#### WRITTEN TASK:
Report every line in the listing below where the string "регулирования" shows up.

#### Recorded data:

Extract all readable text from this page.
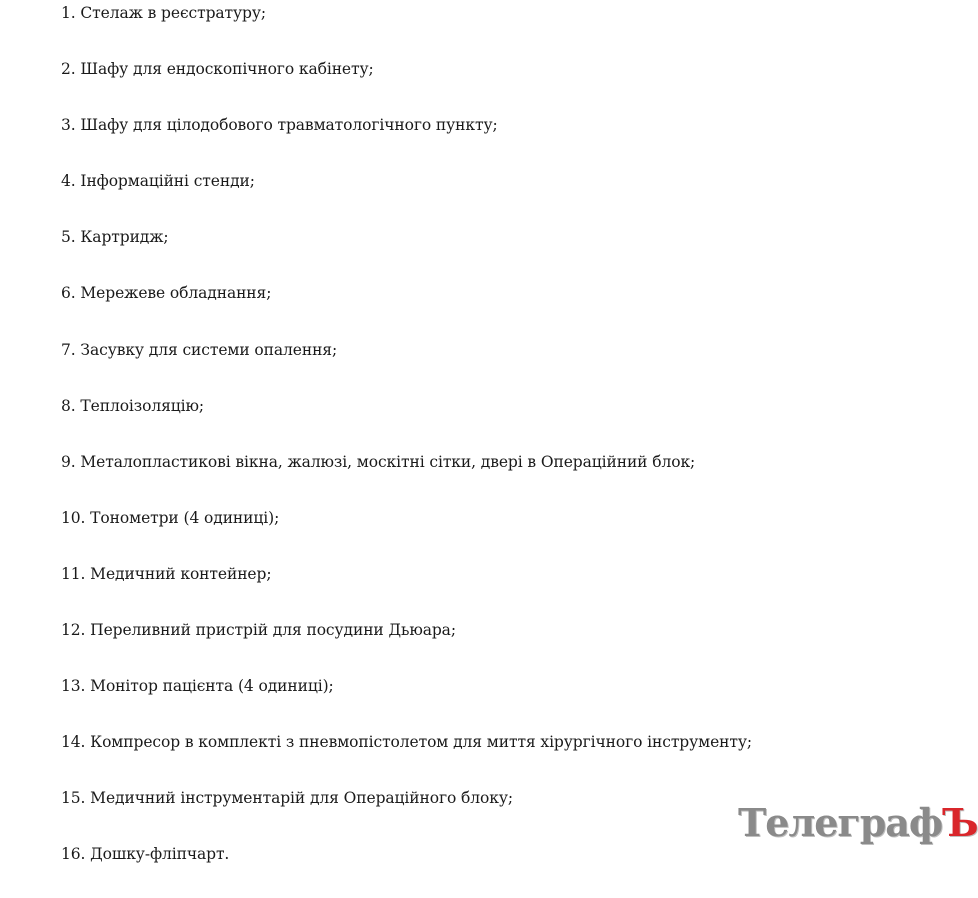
1. Стелаж в реєстратуру;

2. Шафу для ендоскопічного кабінету;

3. Шафу для цілодобового травматологічного пункту;

4. Інформаційні стенди;

5. Картридж;

6. Мережеве обладнання;

7. Засувку для системи опалення;

8. Теплоізоляцію;

9. Металопластикові вікна, жалюзі, москітні сітки, двері в Операційний блок;

10. Тонометри (4 одиниці);

11. Медичний контейнер;

12. Переливний пристрій для посудини Дьюара;

13. Монітор пацієнта (4 одиниці);

14. Компресор в комплекті з пневмопістолетом для миття хірургічного інструменту;

15. Медичний інструментарій для Операційного блоку;

16. Дошку-фліпчарт.

ТелеграфЪ
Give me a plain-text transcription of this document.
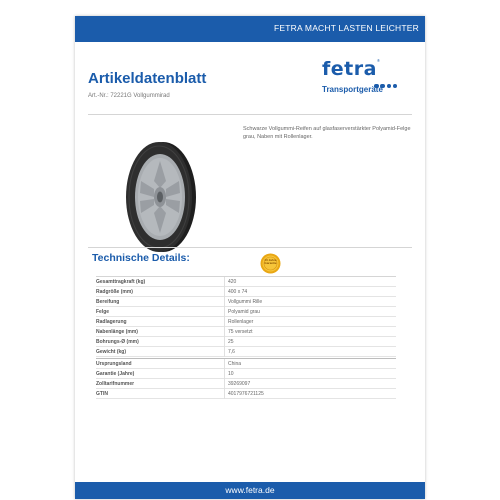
FETRA MACHT LASTEN LEICHTER
Artikeldatenblatt
Art.-Nr.: 72221G Vollgummirad
fetra ®
Transportgeräte
Schwarze Vollgummi-Reifen auf glasfaserverstärkter Polyamid-Felge grau, Naben mit Rollenlager.
Technische Details:	10 Jahre Garantie
Gesamttragkraft (kg)	420
Radgröße (mm)	400 x 74
Bereifung	Vollgummi Rille
Felge	Polyamid grau
Radlagerung	Rollenlager
Nabenlänge (mm)	75 versetzt
Bohrungs-Ø (mm)	25
Gewicht (kg)	7,6
Ursprungsland	China
Garantie (Jahre)	10
Zolltarifnummer	39269097
GTIN	4017976721125
www.fetra.de
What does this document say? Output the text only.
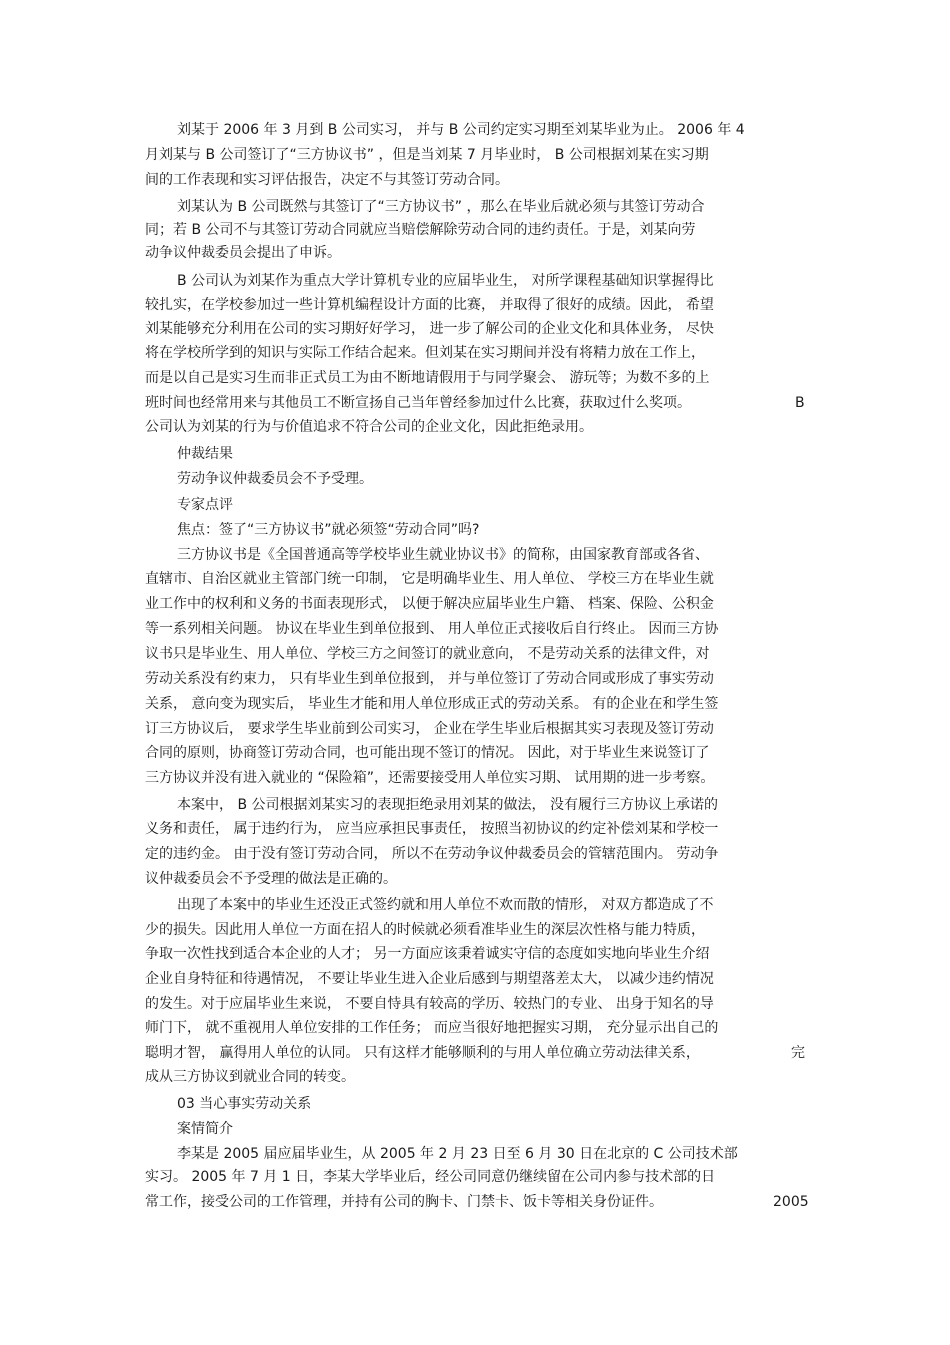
刘某于 2006 年 3 月到 B 公司实习， 并与 B 公司约定实习期至刘某毕业为止。 2006 年 4
月刘某与 B 公司签订了“三方协议书” ，但是当刘某 7 月毕业时， B 公司根据刘某在实习期
间的工作表现和实习评估报告，决定不与其签订劳动合同。
刘某认为 B 公司既然与其签订了“三方协议书” ，那么在毕业后就必须与其签订劳动合
同；若 B 公司不与其签订劳动合同就应当赔偿解除劳动合同的违约责任。于是，刘某向劳
动争议仲裁委员会提出了申诉。
B 公司认为刘某作为重点大学计算机专业的应届毕业生， 对所学课程基础知识掌握得比
较扎实，在学校参加过一些计算机编程设计方面的比赛， 并取得了很好的成绩。因此， 希望
刘某能够充分利用在公司的实习期好好学习， 进一步了解公司的企业文化和具体业务， 尽快
将在学校所学到的知识与实际工作结合起来。但刘某在实习期间并没有将精力放在工作上，
而是以自己是实习生而非正式员工为由不断地请假用于与同学聚会、 游玩等；为数不多的上
班时间也经常用来与其他员工不断宣扬自己当年曾经参加过什么比赛，获取过什么奖项。	B
公司认为刘某的行为与价值追求不符合公司的企业文化，因此拒绝录用。
仲裁结果
劳动争议仲裁委员会不予受理。
专家点评
焦点：签了“三方协议书”就必须签“劳动合同”吗?
三方协议书是《全国普通高等学校毕业生就业协议书》的简称，由国家教育部或各省、
直辖市、自治区就业主管部门统一印制， 它是明确毕业生、用人单位、 学校三方在毕业生就
业工作中的权利和义务的书面表现形式， 以便于解决应届毕业生户籍、 档案、保险、公积金
等一系列相关问题。 协议在毕业生到单位报到、 用人单位正式接收后自行终止。 因而三方协
议书只是毕业生、用人单位、学校三方之间签订的就业意向， 不是劳动关系的法律文件，对
劳动关系没有约束力， 只有毕业生到单位报到， 并与单位签订了劳动合同或形成了事实劳动
关系， 意向变为现实后， 毕业生才能和用人单位形成正式的劳动关系。 有的企业在和学生签
订三方协议后， 要求学生毕业前到公司实习， 企业在学生毕业后根据其实习表现及签订劳动
合同的原则，协商签订劳动合同，也可能出现不签订的情况。 因此，对于毕业生来说签订了
三方协议并没有进入就业的 “保险箱”，还需要接受用人单位实习期、 试用期的进一步考察。
本案中， B 公司根据刘某实习的表现拒绝录用刘某的做法， 没有履行三方协议上承诺的
义务和责任， 属于违约行为， 应当应承担民事责任， 按照当初协议的约定补偿刘某和学校一
定的违约金。 由于没有签订劳动合同， 所以不在劳动争议仲裁委员会的管辖范围内。 劳动争
议仲裁委员会不予受理的做法是正确的。
出现了本案中的毕业生还没正式签约就和用人单位不欢而散的情形， 对双方都造成了不
少的损失。因此用人单位一方面在招人的时候就必须看准毕业生的深层次性格与能力特质，
争取一次性找到适合本企业的人才； 另一方面应该秉着诚实守信的态度如实地向毕业生介绍
企业自身特征和待遇情况， 不要让毕业生进入企业后感到与期望落差太大， 以减少违约情况
的发生。对于应届毕业生来说， 不要自恃具有较高的学历、较热门的专业、 出身于知名的导
师门下， 就不重视用人单位安排的工作任务； 而应当很好地把握实习期， 充分显示出自己的
聪明才智， 赢得用人单位的认同。 只有这样才能够顺利的与用人单位确立劳动法律关系，	完
成从三方协议到就业合同的转变。
03 当心事实劳动关系
案情简介
李某是 2005 届应届毕业生，从 2005 年 2 月 23 日至 6 月 30 日在北京的 C 公司技术部
实习。 2005 年 7 月 1 日，李某大学毕业后，经公司同意仍继续留在公司内参与技术部的日
常工作，接受公司的工作管理，并持有公司的胸卡、门禁卡、饭卡等相关身份证件。	2005
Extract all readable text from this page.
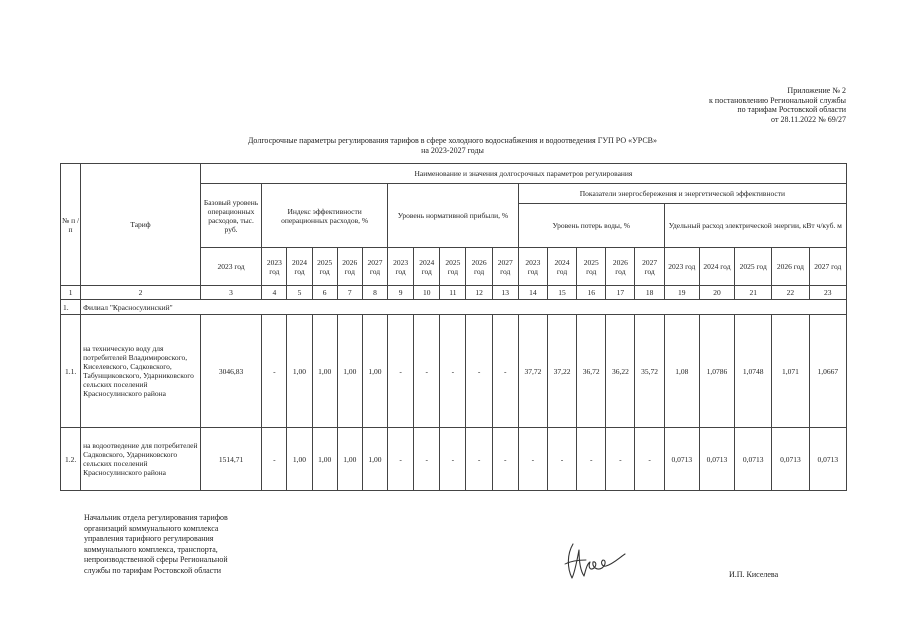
Приложение № 2
к постановлению Региональной службы
по тарифам Ростовской области
от 28.11.2022 № 69/27
Долгосрочные параметры регулирования тарифов в сфере холодного водоснабжения и водоотведения ГУП РО «УРСВ»
на 2023-2027 годы
№ п /п	Тариф	Наименование и значения долгосрочных параметров регулирования																				
		Базовый уровень операционных расходов, тыс. руб.	Индекс эффективности операционных расходов, %					Уровень нормативной прибыли, %					Показатели энергосбережения и энергетической эффективности									
													Уровень потерь воды, %					Удельный расход электрической энергии, кВт ч/куб. м				
		2023 год	2023 год	2024 год	2025 год	2026 год	2027 год	2023 год	2024 год	2025 год	2026 год	2027 год	2023 год	2024 год	2025 год	2026 год	2027 год	2023 год	2024 год	2025 год	2026 год	2027 год
1	2	3	4	5	6	7	8	9	10	11	12	13	14	15	16	17	18	19	20	21	22	23
1.	Филиал "Красносулинский"																					
1.1.	на техническую воду для потребителей Владимировского, Киселевского, Садковского, Табунщиковского, Ударниковского сельских поселений Красносулинского района	3046,83	-	1,00	1,00	1,00	1,00	-	-	-	-	-	37,72	37,22	36,72	36,22	35,72	1,08	1,0786	1,0748	1,071	1,0667
1.2.	на водоотведение для потребителей Садковского, Ударниковского сельских поселений Красносулинского района	1514,71	-	1,00	1,00	1,00	1,00	-	-	-	-	-	-	-	-	-	-	0,0713	0,0713	0,0713	0,0713	0,0713
Начальник отдела регулирования тарифов
организаций коммунального комплекса
управления тарифного регулирования
коммунального комплекса, транспорта,
непроизводственной сферы Региональной
службы по тарифам Ростовской области	И.П. Киселева
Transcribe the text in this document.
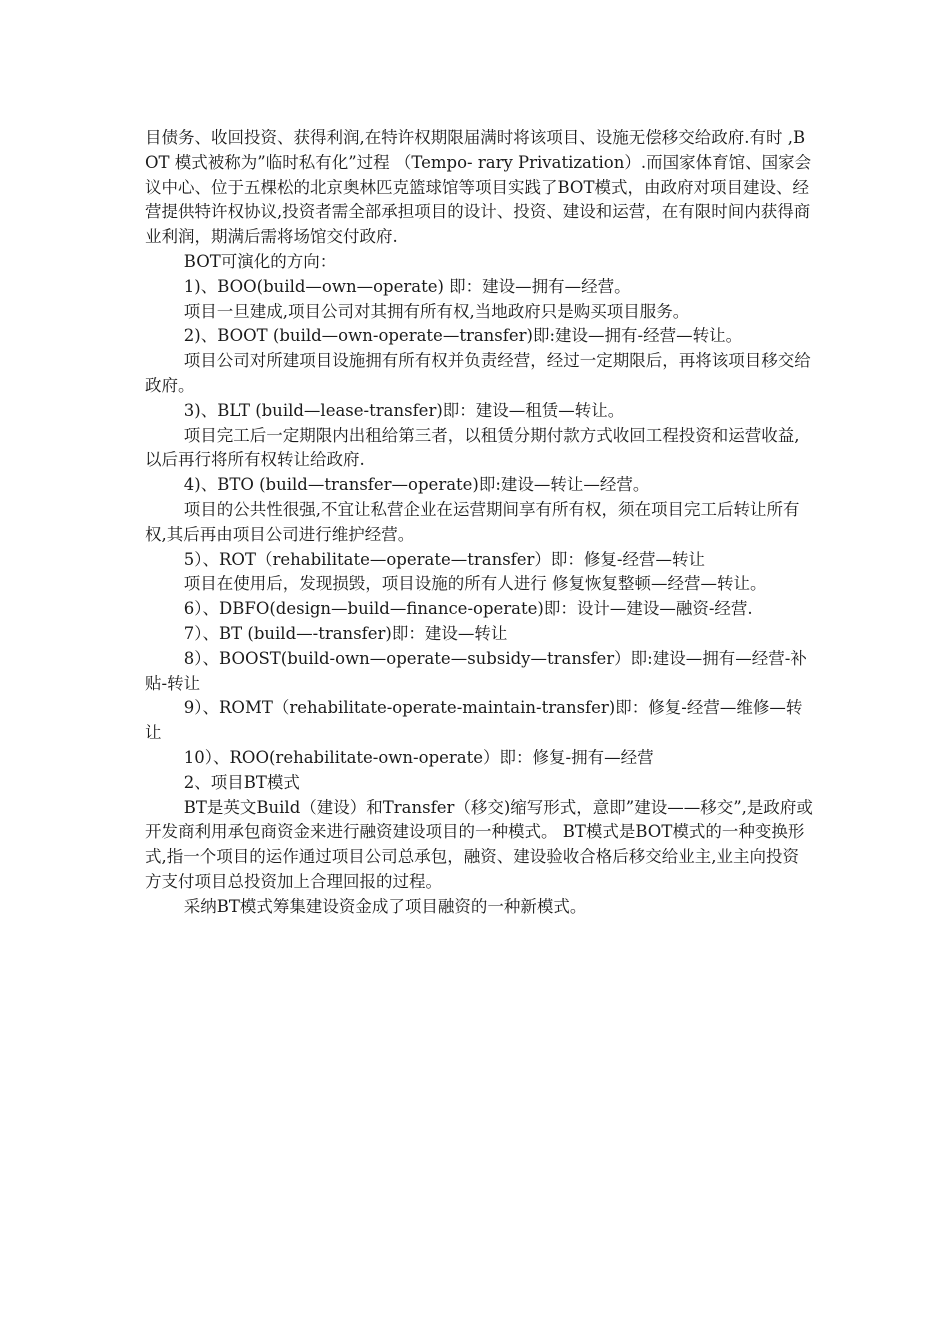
目债务、收回投资、获得利润,在特许权期限届满时将该项目、设施无偿移交给政府.有时 ,BOT 模式被称为”临时私有化”过程 （Tempo- rary Privatization）.而国家体育馆、国家会议中心、位于五棵松的北京奥林匹克篮球馆等项目实践了BOT模式，由政府对项目建设、经营提供特许权协议,投资者需全部承担项目的设计、投资、建设和运营，在有限时间内获得商业利润，期满后需将场馆交付政府.

BOT可演化的方向：

1)、BOO(build—own—operate) 即：建设—拥有—经营。

项目一旦建成,项目公司对其拥有所有权,当地政府只是购买项目服务。

2)、BOOT (build—own-operate—transfer)即:建设—拥有-经营—转让。

项目公司对所建项目设施拥有所有权并负责经营，经过一定期限后，再将该项目移交给政府。

3)、BLT (build—lease-transfer)即：建设—租赁—转让。

项目完工后一定期限内出租给第三者，以租赁分期付款方式收回工程投资和运营收益,以后再行将所有权转让给政府.

4)、BTO (build—transfer—operate)即:建设—转让—经营。

项目的公共性很强,不宜让私营企业在运营期间享有所有权，须在项目完工后转让所有权,其后再由项目公司进行维护经营。

5）、ROT（rehabilitate—operate—transfer）即：修复-经营—转让

项目在使用后，发现损毁，项目设施的所有人进行 修复恢复整顿—经营—转让。

6）、DBFO(design—build—finance-operate)即：设计—建设—融资-经营.

7）、BT (build—-transfer)即：建设—转让

8）、BOOST(build-own—operate—subsidy—transfer）即:建设—拥有—经营-补贴-转让

9）、ROMT（rehabilitate-operate-maintain-transfer)即：修复-经营—维修—转让

10）、ROO(rehabilitate-own-operate）即：修复-拥有—经营

2、项目BT模式

BT是英文Build（建设）和Transfer（移交)缩写形式，意即”建设——移交”,是政府或开发商利用承包商资金来进行融资建设项目的一种模式。 BT模式是BOT模式的一种变换形式,指一个项目的运作通过项目公司总承包，融资、建设验收合格后移交给业主,业主向投资方支付项目总投资加上合理回报的过程。

采纳BT模式筹集建设资金成了项目融资的一种新模式。
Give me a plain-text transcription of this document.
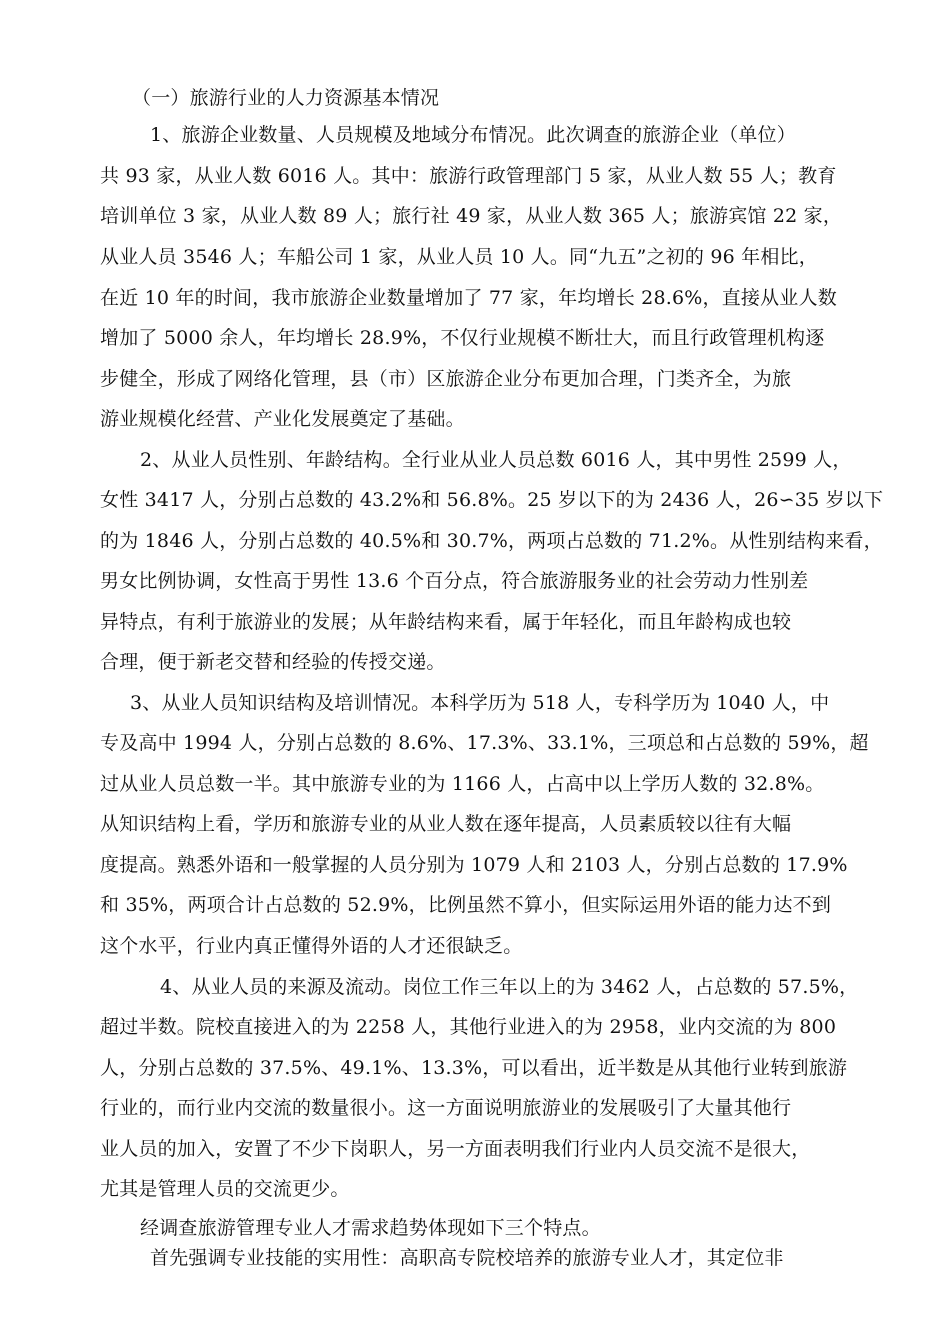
（一）旅游行业的人力资源基本情况
1、旅游企业数量、人员规模及地域分布情况。此次调查的旅游企业（单位）
共 93 家，从业人数 6016 人。其中：旅游行政管理部门 5 家，从业人数 55 人；教育
培训单位 3 家，从业人数 89 人；旅行社 49 家，从业人数 365 人；旅游宾馆 22 家，
从业人员 3546 人；车船公司 1 家，从业人员 10 人。同“九五”之初的 96 年相比，
在近 10 年的时间，我市旅游企业数量增加了 77 家，年均增长 28.6%，直接从业人数
增加了 5000 余人，年均增长 28.9%，不仅行业规模不断壮大，而且行政管理机构逐
步健全，形成了网络化管理，县（市）区旅游企业分布更加合理，门类齐全，为旅
游业规模化经营、产业化发展奠定了基础。
2、从业人员性别、年龄结构。全行业从业人员总数 6016 人，其中男性 2599 人，
女性 3417 人，分别占总数的 43.2%和 56.8%。25 岁以下的为 2436 人，26∽35 岁以下
的为 1846 人，分别占总数的 40.5%和 30.7%，两项占总数的 71.2%。从性别结构来看，
男女比例协调，女性高于男性 13.6 个百分点，符合旅游服务业的社会劳动力性别差
异特点，有利于旅游业的发展；从年龄结构来看，属于年轻化，而且年龄构成也较
合理，便于新老交替和经验的传授交递。
3、从业人员知识结构及培训情况。本科学历为 518 人，专科学历为 1040 人，中
专及高中 1994 人，分别占总数的 8.6%、17.3%、33.1%，三项总和占总数的 59%，超
过从业人员总数一半。其中旅游专业的为 1166 人，占高中以上学历人数的 32.8%。
从知识结构上看，学历和旅游专业的从业人数在逐年提高，人员素质较以往有大幅
度提高。熟悉外语和一般掌握的人员分别为 1079 人和 2103 人，分别占总数的 17.9%
和 35%，两项合计占总数的 52.9%，比例虽然不算小，但实际运用外语的能力达不到
这个水平，行业内真正懂得外语的人才还很缺乏。
4、从业人员的来源及流动。岗位工作三年以上的为 3462 人，占总数的 57.5%，
超过半数。院校直接进入的为 2258 人，其他行业进入的为 2958，业内交流的为 800
人，分别占总数的 37.5%、49.1%、13.3%，可以看出，近半数是从其他行业转到旅游
行业的，而行业内交流的数量很小。这一方面说明旅游业的发展吸引了大量其他行
业人员的加入，安置了不少下岗职人，另一方面表明我们行业内人员交流不是很大，
尤其是管理人员的交流更少。
经调查旅游管理专业人才需求趋势体现如下三个特点。
首先强调专业技能的实用性：高职高专院校培养的旅游专业人才，其定位非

#### ANSWER TO THIS PROBLEM:
Долгосрочные параметры регулирования тарифов в сфере холодного водоснабжения и водоотведения ГУП РО «УРСВ»
№ п /п	Тариф	Наименование и значения долгосрочных параметров регулирования																				
Начальник отдела регулирования тарифов
управления тарифного регулирования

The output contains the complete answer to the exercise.